_SET PROBLEM_.
Work out how many lines in the listing below include the word "一经发现". Give nothing but the number.

_DATA EXTRACT_.
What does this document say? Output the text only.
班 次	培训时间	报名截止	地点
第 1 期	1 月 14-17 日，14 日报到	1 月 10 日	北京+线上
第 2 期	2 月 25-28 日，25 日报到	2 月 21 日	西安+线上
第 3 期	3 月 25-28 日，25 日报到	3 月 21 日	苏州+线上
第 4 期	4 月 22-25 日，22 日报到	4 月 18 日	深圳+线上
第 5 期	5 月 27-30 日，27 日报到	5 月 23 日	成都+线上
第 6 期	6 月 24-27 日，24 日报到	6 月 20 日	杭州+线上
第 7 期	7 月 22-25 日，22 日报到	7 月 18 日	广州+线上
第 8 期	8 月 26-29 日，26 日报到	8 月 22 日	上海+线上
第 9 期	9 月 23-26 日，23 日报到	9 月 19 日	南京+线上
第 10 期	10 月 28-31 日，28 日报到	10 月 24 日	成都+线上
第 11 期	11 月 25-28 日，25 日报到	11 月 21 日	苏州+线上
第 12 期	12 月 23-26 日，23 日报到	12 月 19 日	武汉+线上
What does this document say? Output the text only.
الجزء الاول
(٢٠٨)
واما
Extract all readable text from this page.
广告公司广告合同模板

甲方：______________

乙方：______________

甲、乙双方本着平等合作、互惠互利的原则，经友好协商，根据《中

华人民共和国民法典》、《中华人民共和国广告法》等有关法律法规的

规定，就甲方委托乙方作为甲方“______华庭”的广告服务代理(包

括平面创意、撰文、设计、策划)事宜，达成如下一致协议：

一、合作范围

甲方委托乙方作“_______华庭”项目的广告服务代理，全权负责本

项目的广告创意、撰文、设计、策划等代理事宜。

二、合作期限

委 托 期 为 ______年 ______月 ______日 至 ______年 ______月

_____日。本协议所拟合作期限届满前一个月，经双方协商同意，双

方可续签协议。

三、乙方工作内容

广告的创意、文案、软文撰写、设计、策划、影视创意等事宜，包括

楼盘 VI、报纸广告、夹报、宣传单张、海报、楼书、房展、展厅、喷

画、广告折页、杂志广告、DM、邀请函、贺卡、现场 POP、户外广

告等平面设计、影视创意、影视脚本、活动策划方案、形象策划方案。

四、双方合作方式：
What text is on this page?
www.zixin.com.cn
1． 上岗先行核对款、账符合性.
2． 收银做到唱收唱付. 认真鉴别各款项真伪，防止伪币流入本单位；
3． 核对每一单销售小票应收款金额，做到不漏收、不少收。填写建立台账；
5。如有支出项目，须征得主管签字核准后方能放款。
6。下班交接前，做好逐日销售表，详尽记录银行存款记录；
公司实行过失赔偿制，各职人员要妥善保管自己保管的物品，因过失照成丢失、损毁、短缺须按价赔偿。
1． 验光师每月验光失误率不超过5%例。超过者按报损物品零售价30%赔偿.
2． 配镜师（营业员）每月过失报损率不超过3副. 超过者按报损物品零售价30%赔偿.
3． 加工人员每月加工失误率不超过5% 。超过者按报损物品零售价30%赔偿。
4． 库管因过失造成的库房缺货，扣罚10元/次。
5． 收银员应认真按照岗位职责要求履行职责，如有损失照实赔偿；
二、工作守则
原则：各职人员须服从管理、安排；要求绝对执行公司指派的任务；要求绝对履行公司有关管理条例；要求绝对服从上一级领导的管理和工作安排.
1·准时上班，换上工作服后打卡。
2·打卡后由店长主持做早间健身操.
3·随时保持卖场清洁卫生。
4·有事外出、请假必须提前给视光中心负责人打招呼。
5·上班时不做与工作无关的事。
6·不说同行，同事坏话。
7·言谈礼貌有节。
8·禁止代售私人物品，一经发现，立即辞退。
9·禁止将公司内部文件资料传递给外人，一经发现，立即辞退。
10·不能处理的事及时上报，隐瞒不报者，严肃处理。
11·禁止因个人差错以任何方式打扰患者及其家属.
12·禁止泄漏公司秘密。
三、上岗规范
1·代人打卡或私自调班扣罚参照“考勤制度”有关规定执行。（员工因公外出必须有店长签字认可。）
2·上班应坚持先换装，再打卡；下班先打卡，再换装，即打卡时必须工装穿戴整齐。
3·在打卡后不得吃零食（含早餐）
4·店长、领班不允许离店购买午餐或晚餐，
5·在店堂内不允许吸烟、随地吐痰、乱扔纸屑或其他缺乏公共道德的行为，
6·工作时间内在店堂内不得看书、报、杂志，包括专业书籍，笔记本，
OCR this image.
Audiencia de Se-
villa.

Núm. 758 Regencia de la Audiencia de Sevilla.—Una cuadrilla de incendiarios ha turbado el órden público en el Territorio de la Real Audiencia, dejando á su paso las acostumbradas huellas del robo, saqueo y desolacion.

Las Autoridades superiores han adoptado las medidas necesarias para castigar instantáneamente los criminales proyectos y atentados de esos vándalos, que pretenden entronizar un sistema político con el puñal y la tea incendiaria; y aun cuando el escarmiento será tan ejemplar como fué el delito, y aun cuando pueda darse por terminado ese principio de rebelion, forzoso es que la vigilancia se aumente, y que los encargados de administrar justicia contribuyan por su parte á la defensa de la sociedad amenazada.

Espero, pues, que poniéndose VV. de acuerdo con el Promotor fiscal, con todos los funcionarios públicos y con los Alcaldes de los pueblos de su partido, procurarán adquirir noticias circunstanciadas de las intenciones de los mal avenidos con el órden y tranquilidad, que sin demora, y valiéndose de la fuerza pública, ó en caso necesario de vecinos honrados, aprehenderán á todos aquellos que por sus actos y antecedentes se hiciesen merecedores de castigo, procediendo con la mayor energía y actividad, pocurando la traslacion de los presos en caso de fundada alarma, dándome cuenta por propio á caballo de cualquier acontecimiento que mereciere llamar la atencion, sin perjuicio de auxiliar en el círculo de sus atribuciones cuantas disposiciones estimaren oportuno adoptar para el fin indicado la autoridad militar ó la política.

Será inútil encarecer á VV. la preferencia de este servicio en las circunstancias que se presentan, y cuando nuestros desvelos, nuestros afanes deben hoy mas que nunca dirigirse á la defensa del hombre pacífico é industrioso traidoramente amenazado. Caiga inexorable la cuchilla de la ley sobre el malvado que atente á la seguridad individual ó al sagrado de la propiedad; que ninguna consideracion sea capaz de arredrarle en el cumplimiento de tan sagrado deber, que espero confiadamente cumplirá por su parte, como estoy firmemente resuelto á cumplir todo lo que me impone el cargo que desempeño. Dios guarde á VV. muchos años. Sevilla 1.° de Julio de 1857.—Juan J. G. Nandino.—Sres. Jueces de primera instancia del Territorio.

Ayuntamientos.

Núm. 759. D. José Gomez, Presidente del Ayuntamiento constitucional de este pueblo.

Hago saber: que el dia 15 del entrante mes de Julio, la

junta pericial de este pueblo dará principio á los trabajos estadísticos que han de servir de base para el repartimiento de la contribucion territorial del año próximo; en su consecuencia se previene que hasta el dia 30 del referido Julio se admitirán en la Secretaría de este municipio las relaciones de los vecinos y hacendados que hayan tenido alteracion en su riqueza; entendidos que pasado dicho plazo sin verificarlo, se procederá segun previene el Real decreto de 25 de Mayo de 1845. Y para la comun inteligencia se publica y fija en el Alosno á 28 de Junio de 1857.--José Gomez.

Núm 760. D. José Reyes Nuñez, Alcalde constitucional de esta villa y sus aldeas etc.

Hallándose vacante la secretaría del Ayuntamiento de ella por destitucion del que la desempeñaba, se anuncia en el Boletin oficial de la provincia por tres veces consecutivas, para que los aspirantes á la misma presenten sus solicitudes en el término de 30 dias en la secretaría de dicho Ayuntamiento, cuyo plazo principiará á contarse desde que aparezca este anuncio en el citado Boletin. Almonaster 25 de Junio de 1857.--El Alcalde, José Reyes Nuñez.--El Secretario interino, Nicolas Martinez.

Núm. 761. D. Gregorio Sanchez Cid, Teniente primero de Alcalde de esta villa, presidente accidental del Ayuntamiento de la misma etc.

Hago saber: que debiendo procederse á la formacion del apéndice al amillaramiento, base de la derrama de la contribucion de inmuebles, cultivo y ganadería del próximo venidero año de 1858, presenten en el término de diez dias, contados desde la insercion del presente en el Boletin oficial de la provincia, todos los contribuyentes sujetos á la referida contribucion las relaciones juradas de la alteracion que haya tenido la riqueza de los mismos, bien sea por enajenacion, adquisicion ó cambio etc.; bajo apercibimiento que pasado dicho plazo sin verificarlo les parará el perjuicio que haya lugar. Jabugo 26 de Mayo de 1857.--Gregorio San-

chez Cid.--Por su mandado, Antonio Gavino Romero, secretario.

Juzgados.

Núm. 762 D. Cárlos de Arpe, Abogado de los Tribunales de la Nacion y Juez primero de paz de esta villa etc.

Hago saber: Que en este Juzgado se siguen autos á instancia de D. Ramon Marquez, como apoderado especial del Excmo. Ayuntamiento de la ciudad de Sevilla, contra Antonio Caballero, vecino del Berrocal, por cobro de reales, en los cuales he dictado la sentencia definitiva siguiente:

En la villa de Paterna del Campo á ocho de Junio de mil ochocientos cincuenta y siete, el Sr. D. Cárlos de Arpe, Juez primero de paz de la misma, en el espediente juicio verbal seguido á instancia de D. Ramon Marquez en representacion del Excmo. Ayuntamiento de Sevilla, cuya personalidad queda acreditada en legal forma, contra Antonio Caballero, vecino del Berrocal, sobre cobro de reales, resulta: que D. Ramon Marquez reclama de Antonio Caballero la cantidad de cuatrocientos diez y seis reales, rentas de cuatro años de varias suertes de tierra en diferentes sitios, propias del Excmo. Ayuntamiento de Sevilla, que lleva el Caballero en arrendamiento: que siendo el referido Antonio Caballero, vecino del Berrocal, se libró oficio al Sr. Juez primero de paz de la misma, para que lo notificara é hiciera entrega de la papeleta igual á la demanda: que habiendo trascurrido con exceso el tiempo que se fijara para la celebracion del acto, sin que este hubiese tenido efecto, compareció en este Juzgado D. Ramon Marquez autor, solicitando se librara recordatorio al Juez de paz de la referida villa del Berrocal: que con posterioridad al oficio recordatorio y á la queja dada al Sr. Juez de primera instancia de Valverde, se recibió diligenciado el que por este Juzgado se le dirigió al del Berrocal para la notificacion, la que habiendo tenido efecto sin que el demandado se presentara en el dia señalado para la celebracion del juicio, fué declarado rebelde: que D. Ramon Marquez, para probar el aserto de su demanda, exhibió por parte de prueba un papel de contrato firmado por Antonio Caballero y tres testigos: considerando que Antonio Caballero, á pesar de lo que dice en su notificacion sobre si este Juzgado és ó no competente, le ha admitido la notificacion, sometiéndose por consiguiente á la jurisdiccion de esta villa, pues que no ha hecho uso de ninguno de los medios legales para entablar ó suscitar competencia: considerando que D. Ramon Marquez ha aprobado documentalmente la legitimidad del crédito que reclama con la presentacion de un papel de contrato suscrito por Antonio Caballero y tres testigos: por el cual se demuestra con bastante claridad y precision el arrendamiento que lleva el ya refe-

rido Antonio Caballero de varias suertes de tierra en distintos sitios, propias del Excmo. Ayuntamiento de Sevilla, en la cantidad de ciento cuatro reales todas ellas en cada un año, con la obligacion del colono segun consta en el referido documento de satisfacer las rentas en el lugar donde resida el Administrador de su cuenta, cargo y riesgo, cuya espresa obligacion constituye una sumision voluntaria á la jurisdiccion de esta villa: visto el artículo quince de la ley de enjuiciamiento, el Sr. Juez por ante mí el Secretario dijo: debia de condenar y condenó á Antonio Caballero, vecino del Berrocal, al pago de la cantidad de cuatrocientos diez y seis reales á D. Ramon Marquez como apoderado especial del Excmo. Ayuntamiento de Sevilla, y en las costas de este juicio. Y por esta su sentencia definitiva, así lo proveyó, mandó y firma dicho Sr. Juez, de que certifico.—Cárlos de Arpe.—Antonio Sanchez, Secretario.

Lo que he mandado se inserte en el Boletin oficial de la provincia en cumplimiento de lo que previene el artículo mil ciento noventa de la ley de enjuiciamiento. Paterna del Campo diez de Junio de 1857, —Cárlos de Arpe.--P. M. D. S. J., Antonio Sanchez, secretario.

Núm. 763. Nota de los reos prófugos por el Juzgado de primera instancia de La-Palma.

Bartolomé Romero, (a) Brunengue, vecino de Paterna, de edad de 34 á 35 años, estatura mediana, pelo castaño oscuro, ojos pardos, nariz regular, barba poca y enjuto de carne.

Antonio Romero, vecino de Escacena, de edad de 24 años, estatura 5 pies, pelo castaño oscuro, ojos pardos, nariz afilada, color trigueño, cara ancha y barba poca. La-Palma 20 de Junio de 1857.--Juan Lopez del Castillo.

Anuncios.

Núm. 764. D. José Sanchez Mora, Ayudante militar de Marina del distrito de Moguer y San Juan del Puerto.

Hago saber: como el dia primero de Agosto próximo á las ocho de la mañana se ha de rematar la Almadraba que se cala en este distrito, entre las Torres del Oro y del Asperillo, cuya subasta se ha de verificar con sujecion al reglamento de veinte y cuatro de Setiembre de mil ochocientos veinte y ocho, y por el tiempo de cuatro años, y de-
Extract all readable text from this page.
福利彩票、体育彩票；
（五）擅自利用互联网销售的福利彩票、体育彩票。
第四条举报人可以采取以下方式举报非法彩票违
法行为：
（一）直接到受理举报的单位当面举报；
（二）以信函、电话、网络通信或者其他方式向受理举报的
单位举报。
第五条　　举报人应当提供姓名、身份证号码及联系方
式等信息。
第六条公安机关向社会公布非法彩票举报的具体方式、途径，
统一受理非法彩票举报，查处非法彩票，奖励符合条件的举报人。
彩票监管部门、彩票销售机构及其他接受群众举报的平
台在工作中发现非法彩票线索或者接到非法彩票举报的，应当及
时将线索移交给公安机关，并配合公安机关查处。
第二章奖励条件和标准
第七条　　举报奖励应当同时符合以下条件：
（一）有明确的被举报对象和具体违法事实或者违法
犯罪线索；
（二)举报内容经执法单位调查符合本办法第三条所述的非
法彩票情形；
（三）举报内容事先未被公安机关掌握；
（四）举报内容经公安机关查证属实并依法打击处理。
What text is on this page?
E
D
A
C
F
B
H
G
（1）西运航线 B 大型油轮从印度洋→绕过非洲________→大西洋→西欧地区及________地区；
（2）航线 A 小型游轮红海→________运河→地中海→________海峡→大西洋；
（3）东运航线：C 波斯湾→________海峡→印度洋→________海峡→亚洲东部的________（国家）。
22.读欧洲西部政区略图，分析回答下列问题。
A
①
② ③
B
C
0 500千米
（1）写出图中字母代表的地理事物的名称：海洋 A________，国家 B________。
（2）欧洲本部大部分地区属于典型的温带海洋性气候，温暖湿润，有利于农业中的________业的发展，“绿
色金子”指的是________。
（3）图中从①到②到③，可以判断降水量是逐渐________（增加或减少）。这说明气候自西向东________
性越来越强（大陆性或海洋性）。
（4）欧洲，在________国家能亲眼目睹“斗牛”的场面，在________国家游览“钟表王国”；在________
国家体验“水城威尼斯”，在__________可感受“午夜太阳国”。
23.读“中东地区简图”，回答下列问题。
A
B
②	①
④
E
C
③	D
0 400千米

_FINISHED TASK_.
2